_Goal_
Going through the material below, please gather all lines with the word "color" in them.

_Data for processing_

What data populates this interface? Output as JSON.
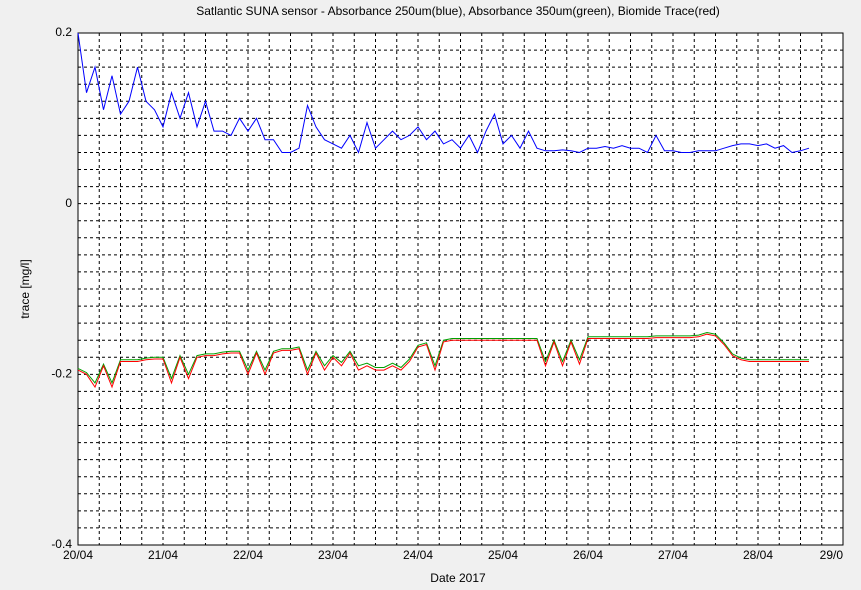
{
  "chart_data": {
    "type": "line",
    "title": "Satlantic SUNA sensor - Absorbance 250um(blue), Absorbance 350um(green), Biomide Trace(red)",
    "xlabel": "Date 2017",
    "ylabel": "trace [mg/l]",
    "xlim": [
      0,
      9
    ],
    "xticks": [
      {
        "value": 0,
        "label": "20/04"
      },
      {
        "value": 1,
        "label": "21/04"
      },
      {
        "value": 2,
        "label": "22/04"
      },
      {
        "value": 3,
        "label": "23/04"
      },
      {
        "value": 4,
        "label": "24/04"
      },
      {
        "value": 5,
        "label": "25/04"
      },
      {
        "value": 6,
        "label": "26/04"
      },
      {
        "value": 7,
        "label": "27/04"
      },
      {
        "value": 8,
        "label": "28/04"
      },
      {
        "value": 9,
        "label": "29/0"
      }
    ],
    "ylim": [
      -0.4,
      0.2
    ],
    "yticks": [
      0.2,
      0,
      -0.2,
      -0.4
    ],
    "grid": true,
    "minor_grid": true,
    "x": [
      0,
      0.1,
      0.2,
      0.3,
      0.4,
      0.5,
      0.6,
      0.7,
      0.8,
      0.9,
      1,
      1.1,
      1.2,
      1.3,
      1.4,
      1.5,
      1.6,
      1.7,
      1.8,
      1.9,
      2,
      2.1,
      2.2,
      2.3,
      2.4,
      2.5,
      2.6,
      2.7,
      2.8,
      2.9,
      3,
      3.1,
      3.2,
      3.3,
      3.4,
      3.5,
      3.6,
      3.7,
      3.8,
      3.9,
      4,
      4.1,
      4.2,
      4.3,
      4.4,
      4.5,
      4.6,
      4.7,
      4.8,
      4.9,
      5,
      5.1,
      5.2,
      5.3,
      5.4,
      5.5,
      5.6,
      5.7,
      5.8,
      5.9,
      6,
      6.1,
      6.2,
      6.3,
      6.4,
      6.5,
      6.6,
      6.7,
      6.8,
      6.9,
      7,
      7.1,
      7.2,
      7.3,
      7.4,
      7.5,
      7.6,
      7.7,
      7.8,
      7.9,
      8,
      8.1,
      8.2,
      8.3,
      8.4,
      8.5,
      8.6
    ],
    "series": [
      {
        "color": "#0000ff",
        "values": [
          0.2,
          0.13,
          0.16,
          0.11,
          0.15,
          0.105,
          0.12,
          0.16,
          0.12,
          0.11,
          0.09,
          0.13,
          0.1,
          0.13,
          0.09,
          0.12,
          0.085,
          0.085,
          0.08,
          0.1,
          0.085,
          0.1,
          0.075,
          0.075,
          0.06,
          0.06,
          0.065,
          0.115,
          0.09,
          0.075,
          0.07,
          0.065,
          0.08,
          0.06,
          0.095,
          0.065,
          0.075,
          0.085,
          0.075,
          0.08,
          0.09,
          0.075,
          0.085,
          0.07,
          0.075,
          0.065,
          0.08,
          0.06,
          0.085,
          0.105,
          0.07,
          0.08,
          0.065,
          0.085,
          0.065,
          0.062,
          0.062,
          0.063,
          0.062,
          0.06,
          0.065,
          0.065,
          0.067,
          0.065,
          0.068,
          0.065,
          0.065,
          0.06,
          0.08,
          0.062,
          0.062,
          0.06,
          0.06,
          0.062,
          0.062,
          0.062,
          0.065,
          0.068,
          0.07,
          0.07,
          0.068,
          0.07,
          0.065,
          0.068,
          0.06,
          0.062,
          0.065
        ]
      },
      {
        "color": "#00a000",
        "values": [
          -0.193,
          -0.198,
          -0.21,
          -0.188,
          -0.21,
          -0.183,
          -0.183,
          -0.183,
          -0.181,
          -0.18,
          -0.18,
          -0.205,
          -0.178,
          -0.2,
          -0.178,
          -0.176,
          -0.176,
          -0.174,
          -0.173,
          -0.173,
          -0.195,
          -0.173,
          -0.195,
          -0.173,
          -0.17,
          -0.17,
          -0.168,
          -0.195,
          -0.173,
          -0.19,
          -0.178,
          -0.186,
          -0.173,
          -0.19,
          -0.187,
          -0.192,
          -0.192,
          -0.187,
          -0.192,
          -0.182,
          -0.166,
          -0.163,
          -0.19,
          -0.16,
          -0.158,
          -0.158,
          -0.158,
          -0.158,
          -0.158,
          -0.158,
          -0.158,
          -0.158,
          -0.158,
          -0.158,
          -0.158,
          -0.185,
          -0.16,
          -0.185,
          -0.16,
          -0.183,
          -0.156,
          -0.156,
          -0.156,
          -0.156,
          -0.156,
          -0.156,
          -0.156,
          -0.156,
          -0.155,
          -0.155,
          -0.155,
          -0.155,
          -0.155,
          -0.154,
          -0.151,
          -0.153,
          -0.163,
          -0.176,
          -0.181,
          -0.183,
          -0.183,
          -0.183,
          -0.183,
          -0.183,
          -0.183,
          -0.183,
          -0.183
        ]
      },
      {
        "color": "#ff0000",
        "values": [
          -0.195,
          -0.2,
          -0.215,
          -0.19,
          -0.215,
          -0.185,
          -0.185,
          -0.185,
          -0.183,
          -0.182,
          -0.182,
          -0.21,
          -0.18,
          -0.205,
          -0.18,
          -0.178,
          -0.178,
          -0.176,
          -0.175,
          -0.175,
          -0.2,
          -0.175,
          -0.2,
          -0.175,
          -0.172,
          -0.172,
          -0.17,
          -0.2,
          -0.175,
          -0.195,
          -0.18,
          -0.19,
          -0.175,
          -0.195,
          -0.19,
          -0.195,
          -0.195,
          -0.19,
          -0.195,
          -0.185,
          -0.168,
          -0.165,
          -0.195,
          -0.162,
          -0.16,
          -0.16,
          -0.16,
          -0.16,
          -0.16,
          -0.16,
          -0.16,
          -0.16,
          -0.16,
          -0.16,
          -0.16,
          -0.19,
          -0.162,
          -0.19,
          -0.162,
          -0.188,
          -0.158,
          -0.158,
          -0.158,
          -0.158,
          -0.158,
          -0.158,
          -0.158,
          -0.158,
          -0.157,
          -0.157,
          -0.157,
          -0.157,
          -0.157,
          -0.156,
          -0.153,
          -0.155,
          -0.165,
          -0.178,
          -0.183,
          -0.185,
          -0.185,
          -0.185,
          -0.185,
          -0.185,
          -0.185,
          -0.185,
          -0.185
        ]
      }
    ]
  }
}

_The response_
        "color": "#0000ff",
        "color": "#00a000",
        "color": "#ff0000",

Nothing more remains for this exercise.